• **Required task**: Output each line exactly as it appears, skipping any embedded picture.

+++ Data for this exercise

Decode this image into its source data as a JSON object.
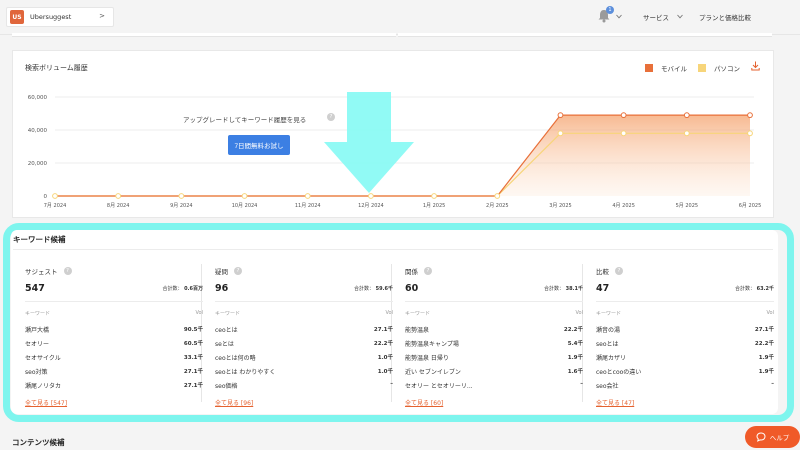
{
  "header": {
    "project_badge": "US",
    "project_name": "Ubersuggest",
    "project_chevron": ">",
    "notification_count": "1",
    "nav": [
      {
        "label": "サービス"
      },
      {
        "label": "プランと価格比較"
      }
    ]
  },
  "volume_card": {
    "title": "検索ボリューム履歴",
    "legend": [
      {
        "label": "モバイル",
        "color": "#e8703a"
      },
      {
        "label": "パソコン",
        "color": "#f7d57a"
      }
    ],
    "upgrade_text": "アップグレードしてキーワード履歴を見る",
    "help_glyph": "?",
    "trial_button": "7日間無料お試し"
  },
  "chart_data": {
    "type": "line",
    "x": [
      "7月 2024",
      "8月 2024",
      "9月 2024",
      "10月 2024",
      "11月 2024",
      "12月 2024",
      "1月 2025",
      "2月 2025",
      "3月 2025",
      "4月 2025",
      "5月 2025",
      "6月 2025"
    ],
    "y_ticks": [
      "0",
      "20,000",
      "40,000",
      "60,000"
    ],
    "ylim": [
      0,
      60000
    ],
    "series": [
      {
        "name": "モバイル",
        "color": "#e8703a",
        "values": [
          0,
          0,
          0,
          0,
          0,
          0,
          0,
          0,
          49000,
          49000,
          49000,
          49000
        ]
      },
      {
        "name": "パソコン",
        "color": "#f7d57a",
        "values": [
          0,
          0,
          0,
          0,
          0,
          0,
          0,
          0,
          38000,
          38000,
          38000,
          38000
        ]
      }
    ],
    "grid": true,
    "legend": "top-right"
  },
  "keywords": {
    "title": "キーワード候補",
    "total_label": "合計数：",
    "col_keyword": "キーワード",
    "col_vol": "Vol",
    "columns": [
      {
        "name": "サジェスト",
        "count": "547",
        "total": "0.6百万",
        "rows": [
          {
            "kw": "瀬戸大橋",
            "vol": "90.5千"
          },
          {
            "kw": "セオリー",
            "vol": "60.5千"
          },
          {
            "kw": "セオサイクル",
            "vol": "33.1千"
          },
          {
            "kw": "seo対策",
            "vol": "27.1千"
          },
          {
            "kw": "瀬尾ノリタカ",
            "vol": "27.1千"
          }
        ],
        "see_all": "全て見る [547]"
      },
      {
        "name": "疑問",
        "count": "96",
        "total": "59.6千",
        "rows": [
          {
            "kw": "ceoとは",
            "vol": "27.1千"
          },
          {
            "kw": "seとは",
            "vol": "22.2千"
          },
          {
            "kw": "ceoとは何の略",
            "vol": "1.0千"
          },
          {
            "kw": "seoとは わかりやすく",
            "vol": "1.0千"
          },
          {
            "kw": "seo価格",
            "vol": "–"
          }
        ],
        "see_all": "全て見る [96]"
      },
      {
        "name": "関係",
        "count": "60",
        "total": "38.1千",
        "rows": [
          {
            "kw": "能勢温泉",
            "vol": "22.2千"
          },
          {
            "kw": "能勢温泉キャンプ場",
            "vol": "5.4千"
          },
          {
            "kw": "能勢温泉 日帰り",
            "vol": "1.9千"
          },
          {
            "kw": "近い セブンイレブン",
            "vol": "1.6千"
          },
          {
            "kw": "セオリー とセオリーリ...",
            "vol": "–"
          }
        ],
        "see_all": "全て見る [60]"
      },
      {
        "name": "比較",
        "count": "47",
        "total": "63.2千",
        "rows": [
          {
            "kw": "瀬音の湯",
            "vol": "27.1千"
          },
          {
            "kw": "seoとは",
            "vol": "22.2千"
          },
          {
            "kw": "瀬尾カザリ",
            "vol": "1.9千"
          },
          {
            "kw": "ceoとcooの違い",
            "vol": "1.9千"
          },
          {
            "kw": "seo会社",
            "vol": "–"
          }
        ],
        "see_all": "全て見る [47]"
      }
    ]
  },
  "content_title": "コンテンツ候補",
  "help_button": "ヘルプ",
  "colors": {
    "accent_orange": "#f05a28",
    "highlight_cyan": "#7ef5ee",
    "arrow_cyan": "#8bfaf4",
    "button_blue": "#3c7fe3"
  }
}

++++++

• **Written solution**:
Decode this image into its source data as a JSON object.
{
  "header": {
    "project_badge": "US",
    "project_name": "Ubersuggest",
    "project_chevron": ">",
    "notification_count": "1",
    "nav": [
      {
        "label": "サービス"
      },
      {
        "label": "プランと価格比較"
      }
    ]
  },
  "volume_card": {
    "title": "検索ボリューム履歴",
    "legend": [
      {
        "label": "モバイル",
        "color": "#e8703a"
      },
      {
        "label": "パソコン",
        "color": "#f7d57a"
      }
    ],
    "upgrade_text": "アップグレードしてキーワード履歴を見る",
    "help_glyph": "?",
    "trial_button": "7日間無料お試し"
  },
  "chart_data": {
    "type": "line",
    "x": [
      "7月 2024",
      "8月 2024",
      "9月 2024",
      "10月 2024",
      "11月 2024",
      "12月 2024",
      "1月 2025",
      "2月 2025",
      "3月 2025",
      "4月 2025",
      "5月 2025",
      "6月 2025"
    ],
    "y_ticks": [
      "0",
      "20,000",
      "40,000",
      "60,000"
    ],
    "ylim": [
      0,
      60000
    ],
    "series": [
      {
        "name": "モバイル",
        "color": "#e8703a",
        "values": [
          0,
          0,
          0,
          0,
          0,
          0,
          0,
          0,
          49000,
          49000,
          49000,
          49000
        ]
      },
      {
        "name": "パソコン",
        "color": "#f7d57a",
        "values": [
          0,
          0,
          0,
          0,
          0,
          0,
          0,
          0,
          38000,
          38000,
          38000,
          38000
        ]
      }
    ],
    "grid": true,
    "legend": "top-right"
  },
  "keywords": {
    "title": "キーワード候補",
    "total_label": "合計数：",
    "col_keyword": "キーワード",
    "col_vol": "Vol",
    "columns": [
      {
        "name": "サジェスト",
        "count": "547",
        "total": "0.6百万",
        "rows": [
          {
            "kw": "瀬戸大橋",
            "vol": "90.5千"
          },
          {
            "kw": "セオリー",
            "vol": "60.5千"
          },
          {
            "kw": "セオサイクル",
            "vol": "33.1千"
          },
          {
            "kw": "seo対策",
            "vol": "27.1千"
          },
          {
            "kw": "瀬尾ノリタカ",
            "vol": "27.1千"
          }
        ],
        "see_all": "全て見る [547]"
      },
      {
        "name": "疑問",
        "count": "96",
        "total": "59.6千",
        "rows": [
          {
            "kw": "ceoとは",
            "vol": "27.1千"
          },
          {
            "kw": "seとは",
            "vol": "22.2千"
          },
          {
            "kw": "ceoとは何の略",
            "vol": "1.0千"
          },
          {
            "kw": "seoとは わかりやすく",
            "vol": "1.0千"
          },
          {
            "kw": "seo価格",
            "vol": "–"
          }
        ],
        "see_all": "全て見る [96]"
      },
      {
        "name": "関係",
        "count": "60",
        "total": "38.1千",
        "rows": [
          {
            "kw": "能勢温泉",
            "vol": "22.2千"
          },
          {
            "kw": "能勢温泉キャンプ場",
            "vol": "5.4千"
          },
          {
            "kw": "能勢温泉 日帰り",
            "vol": "1.9千"
          },
          {
            "kw": "近い セブンイレブン",
            "vol": "1.6千"
          },
          {
            "kw": "セオリー とセオリーリ...",
            "vol": "–"
          }
        ],
        "see_all": "全て見る [60]"
      },
      {
        "name": "比較",
        "count": "47",
        "total": "63.2千",
        "rows": [
          {
            "kw": "瀬音の湯",
            "vol": "27.1千"
          },
          {
            "kw": "seoとは",
            "vol": "22.2千"
          },
          {
            "kw": "瀬尾カザリ",
            "vol": "1.9千"
          },
          {
            "kw": "ceoとcooの違い",
            "vol": "1.9千"
          },
          {
            "kw": "seo会社",
            "vol": "–"
          }
        ],
        "see_all": "全て見る [47]"
      }
    ]
  },
  "content_title": "コンテンツ候補",
  "help_button": "ヘルプ",
  "colors": {
    "accent_orange": "#f05a28",
    "highlight_cyan": "#7ef5ee",
    "arrow_cyan": "#8bfaf4",
    "button_blue": "#3c7fe3"
  }
}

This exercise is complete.